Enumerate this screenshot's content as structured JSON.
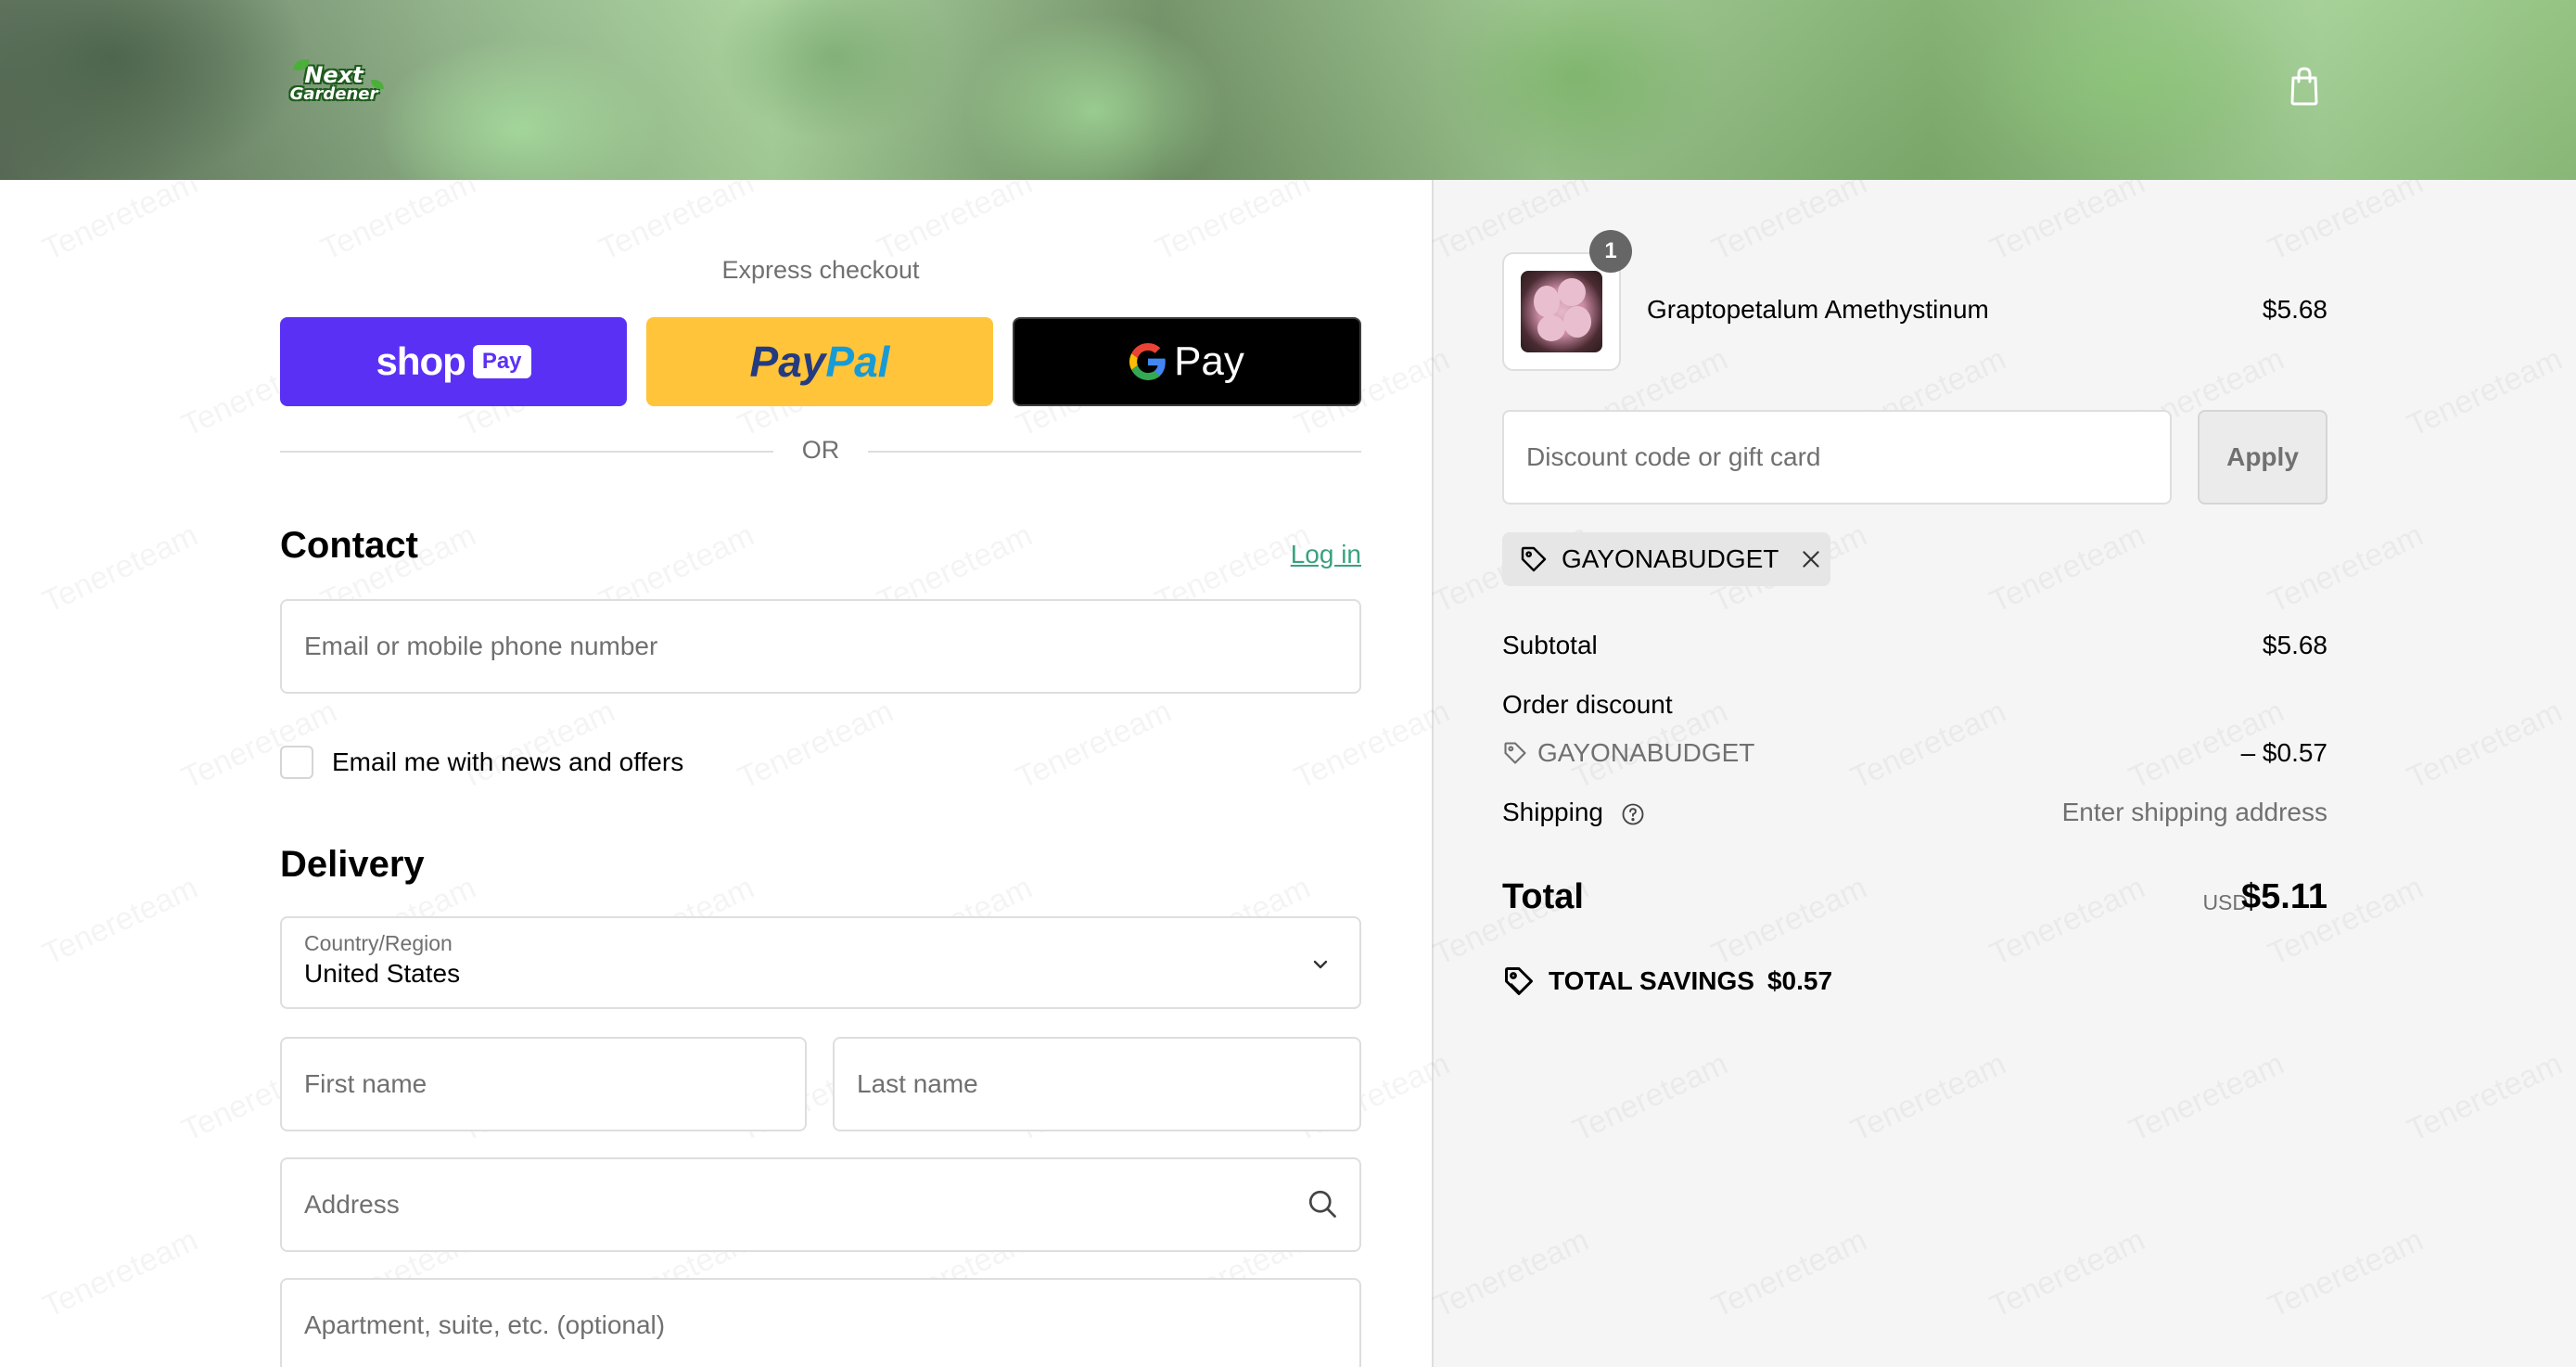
{
  "header": {
    "logo_line1": "Next",
    "logo_line2": "Gardener",
    "logo_alt": "Next Gardener"
  },
  "express": {
    "title": "Express checkout",
    "shop_pay_text": "shop",
    "shop_pay_pill": "Pay",
    "paypal_text_a": "Pay",
    "paypal_text_b": "Pal",
    "gpay_text": "Pay",
    "or_text": "OR"
  },
  "contact": {
    "title": "Contact",
    "login_link": "Log in",
    "email_placeholder": "Email or mobile phone number",
    "newsletter_label": "Email me with news and offers",
    "newsletter_checked": false
  },
  "delivery": {
    "title": "Delivery",
    "country_label": "Country/Region",
    "country_value": "United States",
    "first_name_placeholder": "First name",
    "last_name_placeholder": "Last name",
    "address_placeholder": "Address",
    "apartment_placeholder": "Apartment, suite, etc. (optional)"
  },
  "order": {
    "item": {
      "quantity": "1",
      "name": "Graptopetalum Amethystinum",
      "price": "$5.68"
    },
    "discount_placeholder": "Discount code or gift card",
    "apply_label": "Apply",
    "applied_code": "GAYONABUDGET",
    "subtotal_label": "Subtotal",
    "subtotal_value": "$5.68",
    "order_discount_label": "Order discount",
    "discount_code": "GAYONABUDGET",
    "discount_value": "– $0.57",
    "shipping_label": "Shipping",
    "shipping_value": "Enter shipping address",
    "total_label": "Total",
    "total_currency": "USD",
    "total_value": "$5.11",
    "savings_label": "TOTAL SAVINGS",
    "savings_value": "$0.57"
  },
  "watermark_text": "Tenereteam",
  "colors": {
    "shop_pay": "#5a31f4",
    "paypal": "#ffc43a",
    "gpay": "#000000",
    "link": "#3aa17e",
    "summary_bg": "#f5f5f5"
  }
}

- [Set exercise] Retype the whole listing exactly and leave the pictures out.

- [Finished answer]
Enumerate this screenshot's content as structured JSON.
{
  "header": {
    "logo_line1": "Next",
    "logo_line2": "Gardener",
    "logo_alt": "Next Gardener"
  },
  "express": {
    "title": "Express checkout",
    "shop_pay_text": "shop",
    "shop_pay_pill": "Pay",
    "paypal_text_a": "Pay",
    "paypal_text_b": "Pal",
    "gpay_text": "Pay",
    "or_text": "OR"
  },
  "contact": {
    "title": "Contact",
    "login_link": "Log in",
    "email_placeholder": "Email or mobile phone number",
    "newsletter_label": "Email me with news and offers",
    "newsletter_checked": false
  },
  "delivery": {
    "title": "Delivery",
    "country_label": "Country/Region",
    "country_value": "United States",
    "first_name_placeholder": "First name",
    "last_name_placeholder": "Last name",
    "address_placeholder": "Address",
    "apartment_placeholder": "Apartment, suite, etc. (optional)"
  },
  "order": {
    "item": {
      "quantity": "1",
      "name": "Graptopetalum Amethystinum",
      "price": "$5.68"
    },
    "discount_placeholder": "Discount code or gift card",
    "apply_label": "Apply",
    "applied_code": "GAYONABUDGET",
    "subtotal_label": "Subtotal",
    "subtotal_value": "$5.68",
    "order_discount_label": "Order discount",
    "discount_code": "GAYONABUDGET",
    "discount_value": "– $0.57",
    "shipping_label": "Shipping",
    "shipping_value": "Enter shipping address",
    "total_label": "Total",
    "total_currency": "USD",
    "total_value": "$5.11",
    "savings_label": "TOTAL SAVINGS",
    "savings_value": "$0.57"
  },
  "watermark_text": "Tenereteam",
  "colors": {
    "shop_pay": "#5a31f4",
    "paypal": "#ffc43a",
    "gpay": "#000000",
    "link": "#3aa17e",
    "summary_bg": "#f5f5f5"
  }
}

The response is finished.